#### [Aim]
Whenever a line contains the string "répertoire", copy it out of the entries.

Dataset excerpts
* * * * * * * * *

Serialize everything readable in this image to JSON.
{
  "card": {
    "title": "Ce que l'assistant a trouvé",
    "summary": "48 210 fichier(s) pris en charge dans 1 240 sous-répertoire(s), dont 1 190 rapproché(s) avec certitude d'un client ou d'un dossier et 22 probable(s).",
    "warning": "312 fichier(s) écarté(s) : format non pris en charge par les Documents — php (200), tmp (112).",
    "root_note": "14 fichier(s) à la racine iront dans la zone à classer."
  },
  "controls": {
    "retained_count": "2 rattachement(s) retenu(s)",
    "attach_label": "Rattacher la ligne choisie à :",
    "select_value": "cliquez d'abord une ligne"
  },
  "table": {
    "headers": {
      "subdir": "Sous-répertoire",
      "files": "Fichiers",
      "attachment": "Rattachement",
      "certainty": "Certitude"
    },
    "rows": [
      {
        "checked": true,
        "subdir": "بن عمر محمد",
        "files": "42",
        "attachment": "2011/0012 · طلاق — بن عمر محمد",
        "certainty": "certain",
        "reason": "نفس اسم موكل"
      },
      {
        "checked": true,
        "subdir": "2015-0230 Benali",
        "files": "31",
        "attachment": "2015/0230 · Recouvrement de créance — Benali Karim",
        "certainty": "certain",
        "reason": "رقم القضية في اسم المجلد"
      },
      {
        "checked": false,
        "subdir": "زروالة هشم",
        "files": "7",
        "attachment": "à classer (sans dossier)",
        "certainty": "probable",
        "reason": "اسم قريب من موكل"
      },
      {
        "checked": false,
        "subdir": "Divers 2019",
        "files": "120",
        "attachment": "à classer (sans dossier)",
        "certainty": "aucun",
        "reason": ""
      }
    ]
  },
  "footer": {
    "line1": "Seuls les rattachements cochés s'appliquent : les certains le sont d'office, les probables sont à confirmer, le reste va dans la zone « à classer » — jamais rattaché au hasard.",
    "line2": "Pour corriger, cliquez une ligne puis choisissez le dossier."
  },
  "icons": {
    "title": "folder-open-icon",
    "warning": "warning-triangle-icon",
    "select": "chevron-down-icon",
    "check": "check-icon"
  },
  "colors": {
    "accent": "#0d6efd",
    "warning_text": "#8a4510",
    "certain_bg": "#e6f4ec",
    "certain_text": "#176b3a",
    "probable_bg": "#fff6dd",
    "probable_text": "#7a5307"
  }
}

* * * * * * * * *

#### [Solution for this problem]
    "summary": "48 210 fichier(s) pris en charge dans 1 240 sous-répertoire(s), dont 1 190 rapproché(s) avec certitude d'un client ou d'un dossier et 22 probable(s).",
      "subdir": "Sous-répertoire",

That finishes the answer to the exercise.